## start
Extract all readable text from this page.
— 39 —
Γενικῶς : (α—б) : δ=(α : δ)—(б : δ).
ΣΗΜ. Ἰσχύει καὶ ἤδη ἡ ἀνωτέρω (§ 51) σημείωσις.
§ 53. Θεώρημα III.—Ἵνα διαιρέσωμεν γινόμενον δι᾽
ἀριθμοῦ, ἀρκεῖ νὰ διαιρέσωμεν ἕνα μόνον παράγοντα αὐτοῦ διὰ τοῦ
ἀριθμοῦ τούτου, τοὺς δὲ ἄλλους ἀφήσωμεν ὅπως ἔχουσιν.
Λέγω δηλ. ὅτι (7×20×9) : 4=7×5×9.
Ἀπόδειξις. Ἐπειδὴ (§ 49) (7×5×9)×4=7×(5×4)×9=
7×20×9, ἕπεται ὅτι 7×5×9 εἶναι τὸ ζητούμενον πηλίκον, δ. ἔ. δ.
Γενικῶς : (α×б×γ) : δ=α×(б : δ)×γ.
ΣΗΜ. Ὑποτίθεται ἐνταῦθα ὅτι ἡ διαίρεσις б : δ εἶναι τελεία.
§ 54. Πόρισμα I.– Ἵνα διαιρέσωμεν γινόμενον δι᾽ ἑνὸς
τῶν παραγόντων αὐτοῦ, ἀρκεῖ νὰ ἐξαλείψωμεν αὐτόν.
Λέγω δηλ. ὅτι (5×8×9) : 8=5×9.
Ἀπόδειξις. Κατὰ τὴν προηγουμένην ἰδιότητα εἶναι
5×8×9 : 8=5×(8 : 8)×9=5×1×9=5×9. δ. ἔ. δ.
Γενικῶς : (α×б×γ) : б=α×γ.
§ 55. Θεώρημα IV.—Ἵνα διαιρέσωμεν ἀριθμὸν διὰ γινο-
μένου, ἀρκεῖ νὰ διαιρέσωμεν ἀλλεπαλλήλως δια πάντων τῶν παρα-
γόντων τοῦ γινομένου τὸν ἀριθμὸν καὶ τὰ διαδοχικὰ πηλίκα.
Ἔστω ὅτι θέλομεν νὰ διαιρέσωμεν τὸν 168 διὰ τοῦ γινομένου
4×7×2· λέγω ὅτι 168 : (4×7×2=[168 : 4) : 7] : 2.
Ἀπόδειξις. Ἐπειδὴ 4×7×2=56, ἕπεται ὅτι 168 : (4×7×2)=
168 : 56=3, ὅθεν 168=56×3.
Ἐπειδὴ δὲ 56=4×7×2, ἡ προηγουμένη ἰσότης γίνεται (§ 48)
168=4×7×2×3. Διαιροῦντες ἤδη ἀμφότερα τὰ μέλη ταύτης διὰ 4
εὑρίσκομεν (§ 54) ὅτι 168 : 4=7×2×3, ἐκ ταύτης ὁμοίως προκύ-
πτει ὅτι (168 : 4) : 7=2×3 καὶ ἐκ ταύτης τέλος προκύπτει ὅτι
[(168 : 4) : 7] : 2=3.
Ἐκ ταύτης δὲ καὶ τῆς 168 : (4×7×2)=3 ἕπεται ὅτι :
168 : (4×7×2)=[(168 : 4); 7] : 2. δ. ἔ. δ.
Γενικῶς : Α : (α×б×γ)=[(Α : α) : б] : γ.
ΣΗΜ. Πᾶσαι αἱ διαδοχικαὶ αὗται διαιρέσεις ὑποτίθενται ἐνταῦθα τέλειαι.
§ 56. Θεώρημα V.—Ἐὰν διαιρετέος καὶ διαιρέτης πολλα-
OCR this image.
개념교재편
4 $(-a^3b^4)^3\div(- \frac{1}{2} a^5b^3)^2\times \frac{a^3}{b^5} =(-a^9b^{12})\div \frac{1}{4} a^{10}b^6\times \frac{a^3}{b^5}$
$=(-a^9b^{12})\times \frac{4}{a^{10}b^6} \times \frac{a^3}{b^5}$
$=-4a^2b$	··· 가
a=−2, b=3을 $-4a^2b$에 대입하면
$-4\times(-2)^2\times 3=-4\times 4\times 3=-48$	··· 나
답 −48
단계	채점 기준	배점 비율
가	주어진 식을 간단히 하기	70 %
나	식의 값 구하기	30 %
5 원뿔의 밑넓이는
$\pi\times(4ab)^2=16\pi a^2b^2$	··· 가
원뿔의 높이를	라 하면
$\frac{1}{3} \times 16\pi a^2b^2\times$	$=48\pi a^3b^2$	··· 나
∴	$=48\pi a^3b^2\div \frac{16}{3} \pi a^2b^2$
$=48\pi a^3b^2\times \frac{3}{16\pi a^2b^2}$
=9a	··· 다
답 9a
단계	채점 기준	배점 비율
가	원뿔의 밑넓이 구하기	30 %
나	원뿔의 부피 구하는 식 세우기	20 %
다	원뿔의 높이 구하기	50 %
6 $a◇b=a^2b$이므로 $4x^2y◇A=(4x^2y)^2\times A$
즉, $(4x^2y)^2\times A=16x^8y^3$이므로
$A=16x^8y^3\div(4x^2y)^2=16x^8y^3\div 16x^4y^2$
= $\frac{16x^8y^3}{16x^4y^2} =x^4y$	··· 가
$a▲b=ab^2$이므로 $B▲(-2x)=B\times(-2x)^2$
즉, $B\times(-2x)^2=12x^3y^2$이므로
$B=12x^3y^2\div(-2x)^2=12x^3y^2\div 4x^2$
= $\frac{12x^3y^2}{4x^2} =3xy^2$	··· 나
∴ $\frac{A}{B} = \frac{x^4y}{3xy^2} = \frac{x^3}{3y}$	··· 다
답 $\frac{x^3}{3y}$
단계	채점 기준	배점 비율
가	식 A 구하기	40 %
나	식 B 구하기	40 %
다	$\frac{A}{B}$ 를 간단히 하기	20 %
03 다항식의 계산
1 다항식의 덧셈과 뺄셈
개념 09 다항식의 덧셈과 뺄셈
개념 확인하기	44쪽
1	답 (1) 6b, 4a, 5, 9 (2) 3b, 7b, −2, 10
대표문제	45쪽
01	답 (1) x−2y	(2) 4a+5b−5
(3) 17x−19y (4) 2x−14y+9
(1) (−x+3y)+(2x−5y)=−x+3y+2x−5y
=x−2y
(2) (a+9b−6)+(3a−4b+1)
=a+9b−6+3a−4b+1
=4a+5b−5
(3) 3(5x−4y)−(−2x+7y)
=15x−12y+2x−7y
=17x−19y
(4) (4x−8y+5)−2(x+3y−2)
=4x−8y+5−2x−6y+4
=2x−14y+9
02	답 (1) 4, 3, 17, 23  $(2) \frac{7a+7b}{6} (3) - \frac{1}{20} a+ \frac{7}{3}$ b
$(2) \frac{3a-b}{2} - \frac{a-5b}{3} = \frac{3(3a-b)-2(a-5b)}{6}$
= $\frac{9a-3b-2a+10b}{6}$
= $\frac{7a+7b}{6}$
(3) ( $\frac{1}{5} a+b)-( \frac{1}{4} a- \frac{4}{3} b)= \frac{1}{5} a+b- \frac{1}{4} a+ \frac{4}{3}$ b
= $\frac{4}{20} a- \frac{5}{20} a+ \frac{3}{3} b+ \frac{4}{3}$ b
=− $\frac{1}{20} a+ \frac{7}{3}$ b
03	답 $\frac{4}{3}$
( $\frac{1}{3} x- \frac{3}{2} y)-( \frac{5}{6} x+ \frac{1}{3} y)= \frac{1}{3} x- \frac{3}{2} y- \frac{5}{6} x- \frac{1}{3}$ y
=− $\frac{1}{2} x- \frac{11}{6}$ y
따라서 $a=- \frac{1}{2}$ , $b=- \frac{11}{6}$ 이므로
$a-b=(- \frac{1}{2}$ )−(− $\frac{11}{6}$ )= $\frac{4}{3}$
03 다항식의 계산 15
## end
§ BRIEF
Using the material above, report each line where "Ἐπειδὴ" occurs.

§ FINAL RESULT
Ἀπόδειξις. Ἐπειδὴ (§ 49) (7×5×9)×4=7×(5×4)×9=
Ἀπόδειξις. Ἐπειδὴ 4×7×2=56, ἕπεται ὅτι 168 : (4×7×2)=
Ἐπειδὴ δὲ 56=4×7×2, ἡ προηγουμένη ἰσότης γίνεται (§ 48)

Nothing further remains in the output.